Print the data exactly, leaving nothing out.
★ ★ ★ ★ ★
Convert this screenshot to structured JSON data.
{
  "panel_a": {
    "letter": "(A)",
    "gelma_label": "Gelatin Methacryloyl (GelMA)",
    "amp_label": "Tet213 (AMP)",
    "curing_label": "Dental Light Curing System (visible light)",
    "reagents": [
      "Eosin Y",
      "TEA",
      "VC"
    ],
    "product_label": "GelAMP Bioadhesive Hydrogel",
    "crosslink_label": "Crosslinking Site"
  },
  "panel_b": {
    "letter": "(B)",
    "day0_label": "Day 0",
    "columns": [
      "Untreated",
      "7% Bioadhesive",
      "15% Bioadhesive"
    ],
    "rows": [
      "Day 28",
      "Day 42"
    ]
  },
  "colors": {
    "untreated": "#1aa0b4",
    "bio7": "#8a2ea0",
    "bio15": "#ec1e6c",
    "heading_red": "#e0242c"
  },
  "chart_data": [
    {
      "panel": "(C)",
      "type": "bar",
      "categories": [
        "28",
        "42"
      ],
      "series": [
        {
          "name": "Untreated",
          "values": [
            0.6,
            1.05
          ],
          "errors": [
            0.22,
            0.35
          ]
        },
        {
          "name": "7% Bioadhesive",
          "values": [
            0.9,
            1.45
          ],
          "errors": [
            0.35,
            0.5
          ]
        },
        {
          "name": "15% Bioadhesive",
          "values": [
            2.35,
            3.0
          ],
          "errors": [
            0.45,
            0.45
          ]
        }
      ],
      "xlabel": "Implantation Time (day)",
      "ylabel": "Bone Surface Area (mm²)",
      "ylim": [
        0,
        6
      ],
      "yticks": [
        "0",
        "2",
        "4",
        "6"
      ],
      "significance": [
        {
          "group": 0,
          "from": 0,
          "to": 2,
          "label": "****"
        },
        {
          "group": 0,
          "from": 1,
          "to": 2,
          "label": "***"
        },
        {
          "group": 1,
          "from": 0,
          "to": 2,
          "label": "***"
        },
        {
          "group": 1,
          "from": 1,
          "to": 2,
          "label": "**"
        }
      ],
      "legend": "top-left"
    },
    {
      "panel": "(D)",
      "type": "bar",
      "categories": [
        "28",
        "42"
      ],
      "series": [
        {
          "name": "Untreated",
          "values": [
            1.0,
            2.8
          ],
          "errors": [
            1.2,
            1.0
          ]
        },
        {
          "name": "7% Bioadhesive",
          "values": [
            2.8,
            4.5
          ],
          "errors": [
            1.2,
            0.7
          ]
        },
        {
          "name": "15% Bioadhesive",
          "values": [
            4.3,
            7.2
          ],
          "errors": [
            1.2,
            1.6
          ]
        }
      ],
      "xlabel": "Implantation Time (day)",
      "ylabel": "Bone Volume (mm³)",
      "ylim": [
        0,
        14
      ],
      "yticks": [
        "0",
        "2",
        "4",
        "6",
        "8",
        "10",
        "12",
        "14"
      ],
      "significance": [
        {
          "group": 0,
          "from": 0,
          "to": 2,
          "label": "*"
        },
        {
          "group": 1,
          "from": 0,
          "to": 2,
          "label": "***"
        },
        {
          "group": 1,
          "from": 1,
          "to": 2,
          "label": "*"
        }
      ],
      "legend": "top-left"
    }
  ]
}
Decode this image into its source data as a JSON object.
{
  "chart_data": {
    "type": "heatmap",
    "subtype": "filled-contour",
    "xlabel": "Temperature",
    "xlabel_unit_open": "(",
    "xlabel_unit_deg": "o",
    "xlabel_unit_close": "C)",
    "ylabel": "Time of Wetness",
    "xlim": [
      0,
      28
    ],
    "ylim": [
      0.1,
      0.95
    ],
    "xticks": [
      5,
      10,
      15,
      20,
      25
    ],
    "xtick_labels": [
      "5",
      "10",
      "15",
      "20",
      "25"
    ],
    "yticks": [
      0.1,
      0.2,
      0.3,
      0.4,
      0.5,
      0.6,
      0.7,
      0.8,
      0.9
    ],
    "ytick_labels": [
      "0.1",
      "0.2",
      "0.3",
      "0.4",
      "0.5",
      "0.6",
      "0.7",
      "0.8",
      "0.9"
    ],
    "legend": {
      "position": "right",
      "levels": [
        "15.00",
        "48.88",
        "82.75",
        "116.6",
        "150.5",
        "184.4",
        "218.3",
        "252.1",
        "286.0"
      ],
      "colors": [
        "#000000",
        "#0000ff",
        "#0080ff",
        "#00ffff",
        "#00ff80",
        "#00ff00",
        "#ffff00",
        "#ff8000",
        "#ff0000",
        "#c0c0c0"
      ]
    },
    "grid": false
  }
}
★ ★ ★ ★ ★
**Solution below:**
Convert this screenshot to structured JSON data.
{
  "panel_a": {
    "letter": "(A)",
    "gelma_label": "Gelatin Methacryloyl (GelMA)",
    "amp_label": "Tet213 (AMP)",
    "curing_label": "Dental Light Curing System (visible light)",
    "reagents": [
      "Eosin Y",
      "TEA",
      "VC"
    ],
    "product_label": "GelAMP Bioadhesive Hydrogel",
    "crosslink_label": "Crosslinking Site"
  },
  "panel_b": {
    "letter": "(B)",
    "day0_label": "Day 0",
    "columns": [
      "Untreated",
      "7% Bioadhesive",
      "15% Bioadhesive"
    ],
    "rows": [
      "Day 28",
      "Day 42"
    ]
  },
  "colors": {
    "untreated": "#1aa0b4",
    "bio7": "#8a2ea0",
    "bio15": "#ec1e6c",
    "heading_red": "#e0242c"
  },
  "chart_data": [
    {
      "panel": "(C)",
      "type": "bar",
      "categories": [
        "28",
        "42"
      ],
      "series": [
        {
          "name": "Untreated",
          "values": [
            0.6,
            1.05
          ],
          "errors": [
            0.22,
            0.35
          ]
        },
        {
          "name": "7% Bioadhesive",
          "values": [
            0.9,
            1.45
          ],
          "errors": [
            0.35,
            0.5
          ]
        },
        {
          "name": "15% Bioadhesive",
          "values": [
            2.35,
            3.0
          ],
          "errors": [
            0.45,
            0.45
          ]
        }
      ],
      "xlabel": "Implantation Time (day)",
      "ylabel": "Bone Surface Area (mm²)",
      "ylim": [
        0,
        6
      ],
      "yticks": [
        "0",
        "2",
        "4",
        "6"
      ],
      "significance": [
        {
          "group": 0,
          "from": 0,
          "to": 2,
          "label": "****"
        },
        {
          "group": 0,
          "from": 1,
          "to": 2,
          "label": "***"
        },
        {
          "group": 1,
          "from": 0,
          "to": 2,
          "label": "***"
        },
        {
          "group": 1,
          "from": 1,
          "to": 2,
          "label": "**"
        }
      ],
      "legend": "top-left"
    },
    {
      "panel": "(D)",
      "type": "bar",
      "categories": [
        "28",
        "42"
      ],
      "series": [
        {
          "name": "Untreated",
          "values": [
            1.0,
            2.8
          ],
          "errors": [
            1.2,
            1.0
          ]
        },
        {
          "name": "7% Bioadhesive",
          "values": [
            2.8,
            4.5
          ],
          "errors": [
            1.2,
            0.7
          ]
        },
        {
          "name": "15% Bioadhesive",
          "values": [
            4.3,
            7.2
          ],
          "errors": [
            1.2,
            1.6
          ]
        }
      ],
      "xlabel": "Implantation Time (day)",
      "ylabel": "Bone Volume (mm³)",
      "ylim": [
        0,
        14
      ],
      "yticks": [
        "0",
        "2",
        "4",
        "6",
        "8",
        "10",
        "12",
        "14"
      ],
      "significance": [
        {
          "group": 0,
          "from": 0,
          "to": 2,
          "label": "*"
        },
        {
          "group": 1,
          "from": 0,
          "to": 2,
          "label": "***"
        },
        {
          "group": 1,
          "from": 1,
          "to": 2,
          "label": "*"
        }
      ],
      "legend": "top-left"
    }
  ]
}
Decode this image into its source data as a JSON object.
{
  "chart_data": {
    "type": "heatmap",
    "subtype": "filled-contour",
    "xlabel": "Temperature",
    "xlabel_unit_open": "(",
    "xlabel_unit_deg": "o",
    "xlabel_unit_close": "C)",
    "ylabel": "Time of Wetness",
    "xlim": [
      0,
      28
    ],
    "ylim": [
      0.1,
      0.95
    ],
    "xticks": [
      5,
      10,
      15,
      20,
      25
    ],
    "xtick_labels": [
      "5",
      "10",
      "15",
      "20",
      "25"
    ],
    "yticks": [
      0.1,
      0.2,
      0.3,
      0.4,
      0.5,
      0.6,
      0.7,
      0.8,
      0.9
    ],
    "ytick_labels": [
      "0.1",
      "0.2",
      "0.3",
      "0.4",
      "0.5",
      "0.6",
      "0.7",
      "0.8",
      "0.9"
    ],
    "legend": {
      "position": "right",
      "levels": [
        "15.00",
        "48.88",
        "82.75",
        "116.6",
        "150.5",
        "184.4",
        "218.3",
        "252.1",
        "286.0"
      ],
      "colors": [
        "#000000",
        "#0000ff",
        "#0080ff",
        "#00ffff",
        "#00ff80",
        "#00ff00",
        "#ffff00",
        "#ff8000",
        "#ff0000",
        "#c0c0c0"
      ]
    },
    "grid": false
  }
}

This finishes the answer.